# [Your instructions]
Print each of the entries exactly, leaving nothing out.
☆ ☆ ☆ ☆ ☆ ☆ ☆
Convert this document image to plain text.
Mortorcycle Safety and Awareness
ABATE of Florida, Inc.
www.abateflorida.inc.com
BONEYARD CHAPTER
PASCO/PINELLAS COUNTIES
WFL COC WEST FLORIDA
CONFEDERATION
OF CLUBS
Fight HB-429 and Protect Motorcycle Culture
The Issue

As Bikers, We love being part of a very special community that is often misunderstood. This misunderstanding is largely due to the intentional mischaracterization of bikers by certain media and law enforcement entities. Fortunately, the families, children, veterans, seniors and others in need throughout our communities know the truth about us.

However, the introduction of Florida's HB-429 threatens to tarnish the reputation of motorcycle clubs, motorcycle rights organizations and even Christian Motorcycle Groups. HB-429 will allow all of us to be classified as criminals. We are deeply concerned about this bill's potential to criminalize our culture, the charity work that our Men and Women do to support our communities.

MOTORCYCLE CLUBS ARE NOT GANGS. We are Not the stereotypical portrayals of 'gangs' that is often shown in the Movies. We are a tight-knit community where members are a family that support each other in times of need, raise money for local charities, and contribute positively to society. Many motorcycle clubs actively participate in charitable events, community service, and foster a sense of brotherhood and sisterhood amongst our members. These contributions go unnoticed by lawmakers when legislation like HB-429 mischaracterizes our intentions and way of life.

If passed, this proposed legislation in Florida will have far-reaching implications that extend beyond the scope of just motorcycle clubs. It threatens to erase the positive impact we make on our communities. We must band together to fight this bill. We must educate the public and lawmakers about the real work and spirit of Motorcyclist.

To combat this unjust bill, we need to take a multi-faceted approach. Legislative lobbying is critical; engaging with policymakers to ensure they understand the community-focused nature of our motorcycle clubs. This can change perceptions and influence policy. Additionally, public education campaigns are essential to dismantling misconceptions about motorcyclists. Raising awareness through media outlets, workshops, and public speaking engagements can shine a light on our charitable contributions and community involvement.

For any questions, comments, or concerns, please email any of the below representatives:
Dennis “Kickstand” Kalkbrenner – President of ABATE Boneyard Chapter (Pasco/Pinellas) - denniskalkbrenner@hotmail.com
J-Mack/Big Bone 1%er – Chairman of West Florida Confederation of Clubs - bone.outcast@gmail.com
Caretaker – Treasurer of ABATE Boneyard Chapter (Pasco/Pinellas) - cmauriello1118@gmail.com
☆ ☆ ☆ ☆ ☆ ☆ ☆
# [Task answer]
Convert this document image to plain text.
Mortorcycle Safety and Awareness
ABATE of Florida, Inc.
www.abateflorida.inc.com
BONEYARD CHAPTER
PASCO/PINELLAS COUNTIES
WFL COC WEST FLORIDA
CONFEDERATION
OF CLUBS
Fight HB-429 and Protect Motorcycle Culture
The Issue

As Bikers, We love being part of a very special community that is often misunderstood. This misunderstanding is largely due to the intentional mischaracterization of bikers by certain media and law enforcement entities. Fortunately, the families, children, veterans, seniors and others in need throughout our communities know the truth about us.

However, the introduction of Florida's HB-429 threatens to tarnish the reputation of motorcycle clubs, motorcycle rights organizations and even Christian Motorcycle Groups. HB-429 will allow all of us to be classified as criminals. We are deeply concerned about this bill's potential to criminalize our culture, the charity work that our Men and Women do to support our communities.

MOTORCYCLE CLUBS ARE NOT GANGS. We are Not the stereotypical portrayals of 'gangs' that is often shown in the Movies. We are a tight-knit community where members are a family that support each other in times of need, raise money for local charities, and contribute positively to society. Many motorcycle clubs actively participate in charitable events, community service, and foster a sense of brotherhood and sisterhood amongst our members. These contributions go unnoticed by lawmakers when legislation like HB-429 mischaracterizes our intentions and way of life.

If passed, this proposed legislation in Florida will have far-reaching implications that extend beyond the scope of just motorcycle clubs. It threatens to erase the positive impact we make on our communities. We must band together to fight this bill. We must educate the public and lawmakers about the real work and spirit of Motorcyclist.

To combat this unjust bill, we need to take a multi-faceted approach. Legislative lobbying is critical; engaging with policymakers to ensure they understand the community-focused nature of our motorcycle clubs. This can change perceptions and influence policy. Additionally, public education campaigns are essential to dismantling misconceptions about motorcyclists. Raising awareness through media outlets, workshops, and public speaking engagements can shine a light on our charitable contributions and community involvement.

For any questions, comments, or concerns, please email any of the below representatives:
Dennis “Kickstand” Kalkbrenner – President of ABATE Boneyard Chapter (Pasco/Pinellas) - denniskalkbrenner@hotmail.com
J-Mack/Big Bone 1%er – Chairman of West Florida Confederation of Clubs - bone.outcast@gmail.com
Caretaker – Treasurer of ABATE Boneyard Chapter (Pasco/Pinellas) - cmauriello1118@gmail.com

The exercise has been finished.